Exercise brief – Are you able to retype all the records below exactly?

— Start of Data for this exercise —

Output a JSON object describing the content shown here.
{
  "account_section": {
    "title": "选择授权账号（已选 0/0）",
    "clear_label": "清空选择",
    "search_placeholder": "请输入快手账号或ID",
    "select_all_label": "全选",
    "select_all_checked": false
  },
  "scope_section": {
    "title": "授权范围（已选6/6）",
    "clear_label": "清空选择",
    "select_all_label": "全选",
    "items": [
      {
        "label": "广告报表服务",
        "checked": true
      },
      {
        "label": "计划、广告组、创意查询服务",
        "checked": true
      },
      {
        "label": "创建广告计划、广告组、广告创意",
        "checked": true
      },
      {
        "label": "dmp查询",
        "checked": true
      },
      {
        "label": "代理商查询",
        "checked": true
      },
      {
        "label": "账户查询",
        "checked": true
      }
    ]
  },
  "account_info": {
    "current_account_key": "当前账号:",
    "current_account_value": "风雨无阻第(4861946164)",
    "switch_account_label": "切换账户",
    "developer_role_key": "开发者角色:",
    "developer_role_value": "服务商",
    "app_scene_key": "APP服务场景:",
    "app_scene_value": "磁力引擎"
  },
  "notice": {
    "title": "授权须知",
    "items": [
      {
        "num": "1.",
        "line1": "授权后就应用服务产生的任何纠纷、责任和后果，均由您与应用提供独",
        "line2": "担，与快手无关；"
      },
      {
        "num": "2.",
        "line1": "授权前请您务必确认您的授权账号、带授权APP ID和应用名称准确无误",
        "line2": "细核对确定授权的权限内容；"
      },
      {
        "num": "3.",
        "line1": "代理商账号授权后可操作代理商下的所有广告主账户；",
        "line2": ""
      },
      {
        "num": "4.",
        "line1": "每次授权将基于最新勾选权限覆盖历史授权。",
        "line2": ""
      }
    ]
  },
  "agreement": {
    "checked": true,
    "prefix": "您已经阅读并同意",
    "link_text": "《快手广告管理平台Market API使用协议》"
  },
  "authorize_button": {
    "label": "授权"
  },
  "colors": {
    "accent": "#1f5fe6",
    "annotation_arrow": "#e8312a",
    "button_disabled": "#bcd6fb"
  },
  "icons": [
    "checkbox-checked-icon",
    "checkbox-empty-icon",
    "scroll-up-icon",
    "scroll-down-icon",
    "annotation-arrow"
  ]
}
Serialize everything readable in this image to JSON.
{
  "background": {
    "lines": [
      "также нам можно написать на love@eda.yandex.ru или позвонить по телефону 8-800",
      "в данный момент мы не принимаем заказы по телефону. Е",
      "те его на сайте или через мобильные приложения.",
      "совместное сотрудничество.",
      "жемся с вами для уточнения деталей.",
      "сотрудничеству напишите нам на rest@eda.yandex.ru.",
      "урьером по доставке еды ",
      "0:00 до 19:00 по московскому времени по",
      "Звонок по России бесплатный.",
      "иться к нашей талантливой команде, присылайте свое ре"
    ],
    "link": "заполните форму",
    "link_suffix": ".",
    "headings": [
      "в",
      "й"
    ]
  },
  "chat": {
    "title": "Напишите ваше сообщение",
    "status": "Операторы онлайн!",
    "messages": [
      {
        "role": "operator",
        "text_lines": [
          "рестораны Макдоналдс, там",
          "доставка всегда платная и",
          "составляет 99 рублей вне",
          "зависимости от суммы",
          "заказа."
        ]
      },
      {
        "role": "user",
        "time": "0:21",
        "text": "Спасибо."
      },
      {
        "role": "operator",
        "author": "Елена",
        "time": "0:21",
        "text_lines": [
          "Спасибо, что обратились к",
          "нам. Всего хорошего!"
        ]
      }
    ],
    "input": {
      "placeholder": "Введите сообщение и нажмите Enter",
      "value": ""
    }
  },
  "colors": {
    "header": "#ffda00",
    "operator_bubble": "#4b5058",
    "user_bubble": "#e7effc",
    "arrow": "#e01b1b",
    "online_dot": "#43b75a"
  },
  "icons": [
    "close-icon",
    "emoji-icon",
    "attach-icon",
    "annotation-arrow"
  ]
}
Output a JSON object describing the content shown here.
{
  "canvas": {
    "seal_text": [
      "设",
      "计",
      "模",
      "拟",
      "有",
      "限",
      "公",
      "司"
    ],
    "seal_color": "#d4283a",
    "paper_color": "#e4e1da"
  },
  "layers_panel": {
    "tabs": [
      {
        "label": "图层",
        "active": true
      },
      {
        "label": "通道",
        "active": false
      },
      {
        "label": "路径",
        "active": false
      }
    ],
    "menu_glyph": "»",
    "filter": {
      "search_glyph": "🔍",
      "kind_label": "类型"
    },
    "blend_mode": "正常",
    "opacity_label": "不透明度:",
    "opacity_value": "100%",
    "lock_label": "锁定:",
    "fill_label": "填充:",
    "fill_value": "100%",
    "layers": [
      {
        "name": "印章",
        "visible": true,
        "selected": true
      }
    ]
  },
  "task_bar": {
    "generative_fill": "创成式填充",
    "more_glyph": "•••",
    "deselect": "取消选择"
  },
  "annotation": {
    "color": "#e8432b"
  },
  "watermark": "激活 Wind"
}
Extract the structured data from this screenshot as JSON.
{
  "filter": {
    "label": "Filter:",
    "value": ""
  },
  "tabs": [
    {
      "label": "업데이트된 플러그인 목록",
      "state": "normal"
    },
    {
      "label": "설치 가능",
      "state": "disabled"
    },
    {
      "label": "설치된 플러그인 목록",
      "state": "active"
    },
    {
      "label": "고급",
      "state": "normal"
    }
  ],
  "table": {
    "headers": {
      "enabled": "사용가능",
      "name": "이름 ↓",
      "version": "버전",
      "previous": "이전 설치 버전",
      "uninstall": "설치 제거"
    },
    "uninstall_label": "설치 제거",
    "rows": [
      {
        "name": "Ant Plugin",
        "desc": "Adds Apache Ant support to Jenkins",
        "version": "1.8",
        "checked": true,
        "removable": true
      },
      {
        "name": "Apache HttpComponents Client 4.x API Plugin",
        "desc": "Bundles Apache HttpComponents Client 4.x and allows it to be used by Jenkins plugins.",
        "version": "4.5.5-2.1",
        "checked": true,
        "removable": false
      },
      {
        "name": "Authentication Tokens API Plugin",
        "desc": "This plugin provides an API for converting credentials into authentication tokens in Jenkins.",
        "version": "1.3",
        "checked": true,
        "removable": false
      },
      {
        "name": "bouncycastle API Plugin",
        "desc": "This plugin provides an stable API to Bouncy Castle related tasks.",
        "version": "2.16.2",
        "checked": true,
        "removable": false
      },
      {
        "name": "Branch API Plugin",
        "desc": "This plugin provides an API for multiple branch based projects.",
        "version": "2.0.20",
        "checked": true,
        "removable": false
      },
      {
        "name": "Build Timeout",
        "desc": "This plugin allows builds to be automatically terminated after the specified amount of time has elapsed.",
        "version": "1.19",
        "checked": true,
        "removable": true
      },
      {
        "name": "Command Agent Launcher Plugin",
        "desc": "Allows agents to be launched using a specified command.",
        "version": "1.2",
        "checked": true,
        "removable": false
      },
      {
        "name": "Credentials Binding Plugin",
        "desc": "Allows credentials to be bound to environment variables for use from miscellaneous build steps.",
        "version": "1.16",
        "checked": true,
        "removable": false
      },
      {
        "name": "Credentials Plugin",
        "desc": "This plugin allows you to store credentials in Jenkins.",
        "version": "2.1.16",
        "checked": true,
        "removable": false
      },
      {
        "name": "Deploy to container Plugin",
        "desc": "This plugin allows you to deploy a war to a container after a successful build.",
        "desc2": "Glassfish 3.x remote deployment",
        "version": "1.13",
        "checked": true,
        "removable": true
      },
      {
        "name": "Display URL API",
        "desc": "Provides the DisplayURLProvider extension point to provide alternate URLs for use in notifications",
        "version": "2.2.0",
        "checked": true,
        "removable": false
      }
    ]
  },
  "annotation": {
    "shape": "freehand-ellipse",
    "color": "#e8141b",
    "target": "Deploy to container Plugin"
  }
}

— End of Data for this exercise —

Right answer –
Output a JSON object describing the content shown here.
{
  "account_section": {
    "title": "选择授权账号（已选 0/0）",
    "clear_label": "清空选择",
    "search_placeholder": "请输入快手账号或ID",
    "select_all_label": "全选",
    "select_all_checked": false
  },
  "scope_section": {
    "title": "授权范围（已选6/6）",
    "clear_label": "清空选择",
    "select_all_label": "全选",
    "items": [
      {
        "label": "广告报表服务",
        "checked": true
      },
      {
        "label": "计划、广告组、创意查询服务",
        "checked": true
      },
      {
        "label": "创建广告计划、广告组、广告创意",
        "checked": true
      },
      {
        "label": "dmp查询",
        "checked": true
      },
      {
        "label": "代理商查询",
        "checked": true
      },
      {
        "label": "账户查询",
        "checked": true
      }
    ]
  },
  "account_info": {
    "current_account_key": "当前账号:",
    "current_account_value": "风雨无阻第(4861946164)",
    "switch_account_label": "切换账户",
    "developer_role_key": "开发者角色:",
    "developer_role_value": "服务商",
    "app_scene_key": "APP服务场景:",
    "app_scene_value": "磁力引擎"
  },
  "notice": {
    "title": "授权须知",
    "items": [
      {
        "num": "1.",
        "line1": "授权后就应用服务产生的任何纠纷、责任和后果，均由您与应用提供独",
        "line2": "担，与快手无关；"
      },
      {
        "num": "2.",
        "line1": "授权前请您务必确认您的授权账号、带授权APP ID和应用名称准确无误",
        "line2": "细核对确定授权的权限内容；"
      },
      {
        "num": "3.",
        "line1": "代理商账号授权后可操作代理商下的所有广告主账户；",
        "line2": ""
      },
      {
        "num": "4.",
        "line1": "每次授权将基于最新勾选权限覆盖历史授权。",
        "line2": ""
      }
    ]
  },
  "agreement": {
    "checked": true,
    "prefix": "您已经阅读并同意",
    "link_text": "《快手广告管理平台Market API使用协议》"
  },
  "authorize_button": {
    "label": "授权"
  },
  "colors": {
    "accent": "#1f5fe6",
    "annotation_arrow": "#e8312a",
    "button_disabled": "#bcd6fb"
  },
  "icons": [
    "checkbox-checked-icon",
    "checkbox-empty-icon",
    "scroll-up-icon",
    "scroll-down-icon",
    "annotation-arrow"
  ]
}
Serialize everything readable in this image to JSON.
{
  "background": {
    "lines": [
      "также нам можно написать на love@eda.yandex.ru или позвонить по телефону 8-800",
      "в данный момент мы не принимаем заказы по телефону. Е",
      "те его на сайте или через мобильные приложения.",
      "совместное сотрудничество.",
      "жемся с вами для уточнения деталей.",
      "сотрудничеству напишите нам на rest@eda.yandex.ru.",
      "урьером по доставке еды ",
      "0:00 до 19:00 по московскому времени по",
      "Звонок по России бесплатный.",
      "иться к нашей талантливой команде, присылайте свое ре"
    ],
    "link": "заполните форму",
    "link_suffix": ".",
    "headings": [
      "в",
      "й"
    ]
  },
  "chat": {
    "title": "Напишите ваше сообщение",
    "status": "Операторы онлайн!",
    "messages": [
      {
        "role": "operator",
        "text_lines": [
          "рестораны Макдоналдс, там",
          "доставка всегда платная и",
          "составляет 99 рублей вне",
          "зависимости от суммы",
          "заказа."
        ]
      },
      {
        "role": "user",
        "time": "0:21",
        "text": "Спасибо."
      },
      {
        "role": "operator",
        "author": "Елена",
        "time": "0:21",
        "text_lines": [
          "Спасибо, что обратились к",
          "нам. Всего хорошего!"
        ]
      }
    ],
    "input": {
      "placeholder": "Введите сообщение и нажмите Enter",
      "value": ""
    }
  },
  "colors": {
    "header": "#ffda00",
    "operator_bubble": "#4b5058",
    "user_bubble": "#e7effc",
    "arrow": "#e01b1b",
    "online_dot": "#43b75a"
  },
  "icons": [
    "close-icon",
    "emoji-icon",
    "attach-icon",
    "annotation-arrow"
  ]
}
Output a JSON object describing the content shown here.
{
  "canvas": {
    "seal_text": [
      "设",
      "计",
      "模",
      "拟",
      "有",
      "限",
      "公",
      "司"
    ],
    "seal_color": "#d4283a",
    "paper_color": "#e4e1da"
  },
  "layers_panel": {
    "tabs": [
      {
        "label": "图层",
        "active": true
      },
      {
        "label": "通道",
        "active": false
      },
      {
        "label": "路径",
        "active": false
      }
    ],
    "menu_glyph": "»",
    "filter": {
      "search_glyph": "🔍",
      "kind_label": "类型"
    },
    "blend_mode": "正常",
    "opacity_label": "不透明度:",
    "opacity_value": "100%",
    "lock_label": "锁定:",
    "fill_label": "填充:",
    "fill_value": "100%",
    "layers": [
      {
        "name": "印章",
        "visible": true,
        "selected": true
      }
    ]
  },
  "task_bar": {
    "generative_fill": "创成式填充",
    "more_glyph": "•••",
    "deselect": "取消选择"
  },
  "annotation": {
    "color": "#e8432b"
  },
  "watermark": "激活 Wind"
}
Extract the structured data from this screenshot as JSON.
{
  "filter": {
    "label": "Filter:",
    "value": ""
  },
  "tabs": [
    {
      "label": "업데이트된 플러그인 목록",
      "state": "normal"
    },
    {
      "label": "설치 가능",
      "state": "disabled"
    },
    {
      "label": "설치된 플러그인 목록",
      "state": "active"
    },
    {
      "label": "고급",
      "state": "normal"
    }
  ],
  "table": {
    "headers": {
      "enabled": "사용가능",
      "name": "이름 ↓",
      "version": "버전",
      "previous": "이전 설치 버전",
      "uninstall": "설치 제거"
    },
    "uninstall_label": "설치 제거",
    "rows": [
      {
        "name": "Ant Plugin",
        "desc": "Adds Apache Ant support to Jenkins",
        "version": "1.8",
        "checked": true,
        "removable": true
      },
      {
        "name": "Apache HttpComponents Client 4.x API Plugin",
        "desc": "Bundles Apache HttpComponents Client 4.x and allows it to be used by Jenkins plugins.",
        "version": "4.5.5-2.1",
        "checked": true,
        "removable": false
      },
      {
        "name": "Authentication Tokens API Plugin",
        "desc": "This plugin provides an API for converting credentials into authentication tokens in Jenkins.",
        "version": "1.3",
        "checked": true,
        "removable": false
      },
      {
        "name": "bouncycastle API Plugin",
        "desc": "This plugin provides an stable API to Bouncy Castle related tasks.",
        "version": "2.16.2",
        "checked": true,
        "removable": false
      },
      {
        "name": "Branch API Plugin",
        "desc": "This plugin provides an API for multiple branch based projects.",
        "version": "2.0.20",
        "checked": true,
        "removable": false
      },
      {
        "name": "Build Timeout",
        "desc": "This plugin allows builds to be automatically terminated after the specified amount of time has elapsed.",
        "version": "1.19",
        "checked": true,
        "removable": true
      },
      {
        "name": "Command Agent Launcher Plugin",
        "desc": "Allows agents to be launched using a specified command.",
        "version": "1.2",
        "checked": true,
        "removable": false
      },
      {
        "name": "Credentials Binding Plugin",
        "desc": "Allows credentials to be bound to environment variables for use from miscellaneous build steps.",
        "version": "1.16",
        "checked": true,
        "removable": false
      },
      {
        "name": "Credentials Plugin",
        "desc": "This plugin allows you to store credentials in Jenkins.",
        "version": "2.1.16",
        "checked": true,
        "removable": false
      },
      {
        "name": "Deploy to container Plugin",
        "desc": "This plugin allows you to deploy a war to a container after a successful build.",
        "desc2": "Glassfish 3.x remote deployment",
        "version": "1.13",
        "checked": true,
        "removable": true
      },
      {
        "name": "Display URL API",
        "desc": "Provides the DisplayURLProvider extension point to provide alternate URLs for use in notifications",
        "version": "2.2.0",
        "checked": true,
        "removable": false
      }
    ]
  },
  "annotation": {
    "shape": "freehand-ellipse",
    "color": "#e8141b",
    "target": "Deploy to container Plugin"
  }
}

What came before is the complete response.